▶ [PROBLEM TO WORK ON]
Your task is to locate every line holding the string "Antenna" and to copy each of them.

▶ [THE DATA]

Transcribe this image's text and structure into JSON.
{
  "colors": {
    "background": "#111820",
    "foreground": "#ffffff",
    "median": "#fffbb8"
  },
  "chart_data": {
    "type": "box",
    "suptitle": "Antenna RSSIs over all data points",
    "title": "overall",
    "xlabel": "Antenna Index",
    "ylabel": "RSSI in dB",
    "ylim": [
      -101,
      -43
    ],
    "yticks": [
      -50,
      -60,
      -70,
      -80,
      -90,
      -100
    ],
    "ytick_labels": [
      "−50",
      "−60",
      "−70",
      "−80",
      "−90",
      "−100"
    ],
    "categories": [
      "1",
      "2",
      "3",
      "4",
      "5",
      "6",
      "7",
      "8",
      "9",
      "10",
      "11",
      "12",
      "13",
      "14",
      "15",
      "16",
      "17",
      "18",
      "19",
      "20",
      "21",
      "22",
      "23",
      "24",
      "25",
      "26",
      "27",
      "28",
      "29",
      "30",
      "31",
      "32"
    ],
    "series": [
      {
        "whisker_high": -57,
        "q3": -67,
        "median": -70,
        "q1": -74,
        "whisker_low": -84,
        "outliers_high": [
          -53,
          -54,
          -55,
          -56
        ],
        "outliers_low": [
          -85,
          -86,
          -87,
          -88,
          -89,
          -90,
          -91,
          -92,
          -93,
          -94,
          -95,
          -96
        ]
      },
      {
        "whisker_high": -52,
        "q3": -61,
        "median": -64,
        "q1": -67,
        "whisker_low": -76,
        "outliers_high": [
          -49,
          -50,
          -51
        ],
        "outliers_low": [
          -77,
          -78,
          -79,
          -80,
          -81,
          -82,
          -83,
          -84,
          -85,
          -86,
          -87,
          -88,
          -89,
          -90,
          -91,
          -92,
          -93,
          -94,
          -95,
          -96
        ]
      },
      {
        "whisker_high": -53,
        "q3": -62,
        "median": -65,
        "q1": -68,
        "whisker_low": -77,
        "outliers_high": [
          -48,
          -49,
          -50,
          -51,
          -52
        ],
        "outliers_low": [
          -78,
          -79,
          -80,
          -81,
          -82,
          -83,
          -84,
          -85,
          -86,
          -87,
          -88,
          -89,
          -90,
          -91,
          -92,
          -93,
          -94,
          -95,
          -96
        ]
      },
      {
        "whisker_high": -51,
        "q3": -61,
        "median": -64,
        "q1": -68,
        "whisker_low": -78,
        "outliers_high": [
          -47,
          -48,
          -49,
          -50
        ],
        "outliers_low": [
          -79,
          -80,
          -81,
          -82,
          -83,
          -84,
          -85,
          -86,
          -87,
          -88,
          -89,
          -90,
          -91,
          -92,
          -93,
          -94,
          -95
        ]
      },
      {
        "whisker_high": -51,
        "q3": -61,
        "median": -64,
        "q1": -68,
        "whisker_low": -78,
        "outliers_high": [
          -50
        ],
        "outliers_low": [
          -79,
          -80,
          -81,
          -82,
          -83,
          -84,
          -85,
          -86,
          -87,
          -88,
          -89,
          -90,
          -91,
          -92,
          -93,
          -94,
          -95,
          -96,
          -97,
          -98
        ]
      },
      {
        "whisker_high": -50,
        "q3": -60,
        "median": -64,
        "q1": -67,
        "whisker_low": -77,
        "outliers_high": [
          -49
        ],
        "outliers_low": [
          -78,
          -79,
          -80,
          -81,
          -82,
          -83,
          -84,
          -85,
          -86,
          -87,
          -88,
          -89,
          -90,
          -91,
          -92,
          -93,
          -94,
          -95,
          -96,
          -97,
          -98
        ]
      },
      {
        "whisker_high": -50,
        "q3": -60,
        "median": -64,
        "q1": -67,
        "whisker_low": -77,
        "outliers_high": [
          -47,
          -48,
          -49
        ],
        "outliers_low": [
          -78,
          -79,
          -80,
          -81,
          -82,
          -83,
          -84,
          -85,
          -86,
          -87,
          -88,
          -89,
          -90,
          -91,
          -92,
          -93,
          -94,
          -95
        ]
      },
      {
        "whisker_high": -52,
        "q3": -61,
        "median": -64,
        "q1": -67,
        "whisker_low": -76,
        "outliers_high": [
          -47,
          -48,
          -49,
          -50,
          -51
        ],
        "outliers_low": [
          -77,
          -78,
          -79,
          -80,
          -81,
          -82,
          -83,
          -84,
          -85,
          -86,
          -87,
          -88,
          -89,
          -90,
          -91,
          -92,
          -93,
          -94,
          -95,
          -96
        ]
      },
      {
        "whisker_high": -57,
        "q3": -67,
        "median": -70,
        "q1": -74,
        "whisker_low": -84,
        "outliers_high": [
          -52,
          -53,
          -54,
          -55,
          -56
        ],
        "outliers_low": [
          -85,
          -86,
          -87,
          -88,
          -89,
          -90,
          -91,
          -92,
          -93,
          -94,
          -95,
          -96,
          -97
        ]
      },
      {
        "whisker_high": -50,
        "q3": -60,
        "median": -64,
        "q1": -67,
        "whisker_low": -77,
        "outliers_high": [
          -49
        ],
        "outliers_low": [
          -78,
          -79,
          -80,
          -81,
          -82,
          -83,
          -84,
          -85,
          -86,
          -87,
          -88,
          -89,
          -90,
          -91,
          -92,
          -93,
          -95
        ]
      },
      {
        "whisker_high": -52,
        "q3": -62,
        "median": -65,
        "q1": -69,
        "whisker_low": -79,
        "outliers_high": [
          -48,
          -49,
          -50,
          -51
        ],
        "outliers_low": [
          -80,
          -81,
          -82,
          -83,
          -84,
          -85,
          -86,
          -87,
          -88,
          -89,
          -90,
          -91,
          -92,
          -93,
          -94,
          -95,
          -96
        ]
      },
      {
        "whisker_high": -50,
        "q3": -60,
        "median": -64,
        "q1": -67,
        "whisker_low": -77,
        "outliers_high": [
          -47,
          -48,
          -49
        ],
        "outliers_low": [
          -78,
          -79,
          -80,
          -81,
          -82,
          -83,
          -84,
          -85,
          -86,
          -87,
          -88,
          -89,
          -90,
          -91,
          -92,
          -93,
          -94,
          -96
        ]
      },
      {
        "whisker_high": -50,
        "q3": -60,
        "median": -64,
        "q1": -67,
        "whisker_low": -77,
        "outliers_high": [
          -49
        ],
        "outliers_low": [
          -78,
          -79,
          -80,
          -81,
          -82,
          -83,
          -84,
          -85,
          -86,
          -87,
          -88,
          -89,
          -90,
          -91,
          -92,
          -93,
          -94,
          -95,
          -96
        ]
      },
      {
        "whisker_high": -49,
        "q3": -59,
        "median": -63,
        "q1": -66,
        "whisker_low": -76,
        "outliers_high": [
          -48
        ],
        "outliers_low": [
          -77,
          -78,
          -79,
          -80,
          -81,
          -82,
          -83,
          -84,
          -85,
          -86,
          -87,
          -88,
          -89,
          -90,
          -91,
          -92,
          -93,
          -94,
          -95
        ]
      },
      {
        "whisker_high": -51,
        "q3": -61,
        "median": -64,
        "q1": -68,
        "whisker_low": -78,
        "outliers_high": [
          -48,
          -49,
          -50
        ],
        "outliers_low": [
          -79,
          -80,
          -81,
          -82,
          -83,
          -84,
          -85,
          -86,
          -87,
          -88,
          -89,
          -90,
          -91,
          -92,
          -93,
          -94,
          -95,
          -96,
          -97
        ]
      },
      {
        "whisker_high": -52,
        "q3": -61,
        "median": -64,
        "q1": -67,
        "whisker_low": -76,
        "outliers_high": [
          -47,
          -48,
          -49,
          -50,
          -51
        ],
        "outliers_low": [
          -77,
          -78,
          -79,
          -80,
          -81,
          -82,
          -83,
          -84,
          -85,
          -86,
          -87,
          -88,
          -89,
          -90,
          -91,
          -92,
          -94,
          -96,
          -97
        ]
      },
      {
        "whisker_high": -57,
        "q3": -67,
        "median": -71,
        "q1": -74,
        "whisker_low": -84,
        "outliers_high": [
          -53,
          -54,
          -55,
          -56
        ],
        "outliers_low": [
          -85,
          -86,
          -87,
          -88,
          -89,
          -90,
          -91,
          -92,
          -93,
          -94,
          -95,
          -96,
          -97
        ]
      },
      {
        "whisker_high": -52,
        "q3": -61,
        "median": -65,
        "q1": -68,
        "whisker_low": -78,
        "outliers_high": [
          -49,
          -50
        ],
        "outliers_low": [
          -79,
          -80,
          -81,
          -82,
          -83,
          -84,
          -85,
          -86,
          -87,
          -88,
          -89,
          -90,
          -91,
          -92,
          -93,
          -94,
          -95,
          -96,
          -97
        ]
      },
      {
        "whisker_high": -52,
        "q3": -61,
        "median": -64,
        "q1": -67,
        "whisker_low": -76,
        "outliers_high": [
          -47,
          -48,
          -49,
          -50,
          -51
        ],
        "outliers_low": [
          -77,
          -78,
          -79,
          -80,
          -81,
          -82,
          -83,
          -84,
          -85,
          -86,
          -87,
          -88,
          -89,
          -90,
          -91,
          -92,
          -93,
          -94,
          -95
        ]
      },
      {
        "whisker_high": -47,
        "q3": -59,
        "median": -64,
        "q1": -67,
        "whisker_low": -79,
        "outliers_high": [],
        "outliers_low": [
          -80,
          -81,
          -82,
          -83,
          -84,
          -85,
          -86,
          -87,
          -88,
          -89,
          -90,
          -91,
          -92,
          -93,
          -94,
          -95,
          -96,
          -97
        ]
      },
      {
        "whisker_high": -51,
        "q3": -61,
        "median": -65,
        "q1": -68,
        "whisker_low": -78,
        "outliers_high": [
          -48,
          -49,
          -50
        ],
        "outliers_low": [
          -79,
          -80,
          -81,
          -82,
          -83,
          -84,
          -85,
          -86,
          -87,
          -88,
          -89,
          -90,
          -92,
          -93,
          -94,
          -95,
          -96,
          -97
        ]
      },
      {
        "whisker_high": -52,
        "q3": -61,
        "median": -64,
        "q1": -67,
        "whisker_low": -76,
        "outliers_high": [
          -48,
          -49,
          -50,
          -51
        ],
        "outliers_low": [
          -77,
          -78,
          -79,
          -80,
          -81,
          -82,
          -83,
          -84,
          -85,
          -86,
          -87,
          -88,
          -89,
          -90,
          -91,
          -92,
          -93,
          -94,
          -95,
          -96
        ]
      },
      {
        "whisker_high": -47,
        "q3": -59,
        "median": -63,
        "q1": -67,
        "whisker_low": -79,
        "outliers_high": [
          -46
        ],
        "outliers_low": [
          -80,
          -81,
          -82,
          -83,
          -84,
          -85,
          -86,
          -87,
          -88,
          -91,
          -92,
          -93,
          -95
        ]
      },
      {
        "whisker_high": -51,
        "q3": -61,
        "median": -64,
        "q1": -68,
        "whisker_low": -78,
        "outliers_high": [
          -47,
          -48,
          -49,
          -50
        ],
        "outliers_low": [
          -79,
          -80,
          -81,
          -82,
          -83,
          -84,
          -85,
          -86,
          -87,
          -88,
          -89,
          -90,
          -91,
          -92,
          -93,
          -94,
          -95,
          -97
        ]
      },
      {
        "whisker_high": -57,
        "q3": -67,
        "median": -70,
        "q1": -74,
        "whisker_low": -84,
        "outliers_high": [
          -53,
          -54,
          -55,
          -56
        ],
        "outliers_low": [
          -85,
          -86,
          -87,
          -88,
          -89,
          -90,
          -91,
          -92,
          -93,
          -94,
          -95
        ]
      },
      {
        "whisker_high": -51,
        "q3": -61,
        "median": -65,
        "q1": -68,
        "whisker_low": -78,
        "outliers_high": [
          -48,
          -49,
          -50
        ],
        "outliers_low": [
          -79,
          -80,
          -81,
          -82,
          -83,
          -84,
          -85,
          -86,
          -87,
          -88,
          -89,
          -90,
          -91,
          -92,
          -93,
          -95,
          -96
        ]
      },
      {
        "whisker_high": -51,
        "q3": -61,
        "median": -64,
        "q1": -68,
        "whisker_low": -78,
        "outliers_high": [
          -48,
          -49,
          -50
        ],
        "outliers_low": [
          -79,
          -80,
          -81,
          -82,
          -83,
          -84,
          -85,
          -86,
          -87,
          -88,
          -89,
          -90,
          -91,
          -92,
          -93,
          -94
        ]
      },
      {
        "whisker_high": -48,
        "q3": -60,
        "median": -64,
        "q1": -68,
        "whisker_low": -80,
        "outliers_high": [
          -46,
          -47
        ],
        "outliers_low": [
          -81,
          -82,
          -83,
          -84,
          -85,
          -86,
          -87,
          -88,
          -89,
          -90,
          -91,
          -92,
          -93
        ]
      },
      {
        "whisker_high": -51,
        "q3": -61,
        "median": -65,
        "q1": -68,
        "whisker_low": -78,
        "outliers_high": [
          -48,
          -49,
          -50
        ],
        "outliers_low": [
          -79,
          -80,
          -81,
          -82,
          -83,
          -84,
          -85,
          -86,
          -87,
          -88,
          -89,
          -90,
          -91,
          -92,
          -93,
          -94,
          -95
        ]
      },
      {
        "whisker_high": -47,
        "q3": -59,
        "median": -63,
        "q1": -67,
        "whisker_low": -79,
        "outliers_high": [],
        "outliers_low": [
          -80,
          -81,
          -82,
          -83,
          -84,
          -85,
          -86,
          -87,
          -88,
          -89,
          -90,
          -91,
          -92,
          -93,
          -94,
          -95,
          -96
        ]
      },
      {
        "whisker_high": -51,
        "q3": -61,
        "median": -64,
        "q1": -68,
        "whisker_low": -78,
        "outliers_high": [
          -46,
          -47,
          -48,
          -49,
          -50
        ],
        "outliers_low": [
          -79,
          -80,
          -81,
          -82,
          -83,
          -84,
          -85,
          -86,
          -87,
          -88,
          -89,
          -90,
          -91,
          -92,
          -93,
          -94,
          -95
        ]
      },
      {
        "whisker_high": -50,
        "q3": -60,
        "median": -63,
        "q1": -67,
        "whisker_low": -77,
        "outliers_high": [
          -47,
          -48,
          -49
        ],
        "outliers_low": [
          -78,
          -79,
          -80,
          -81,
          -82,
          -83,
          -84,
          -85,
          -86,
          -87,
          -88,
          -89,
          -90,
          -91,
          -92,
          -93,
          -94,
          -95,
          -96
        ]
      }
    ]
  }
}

▶ [FINISHED TASK]
    "suptitle": "Antenna RSSIs over all data points",
    "xlabel": "Antenna Index",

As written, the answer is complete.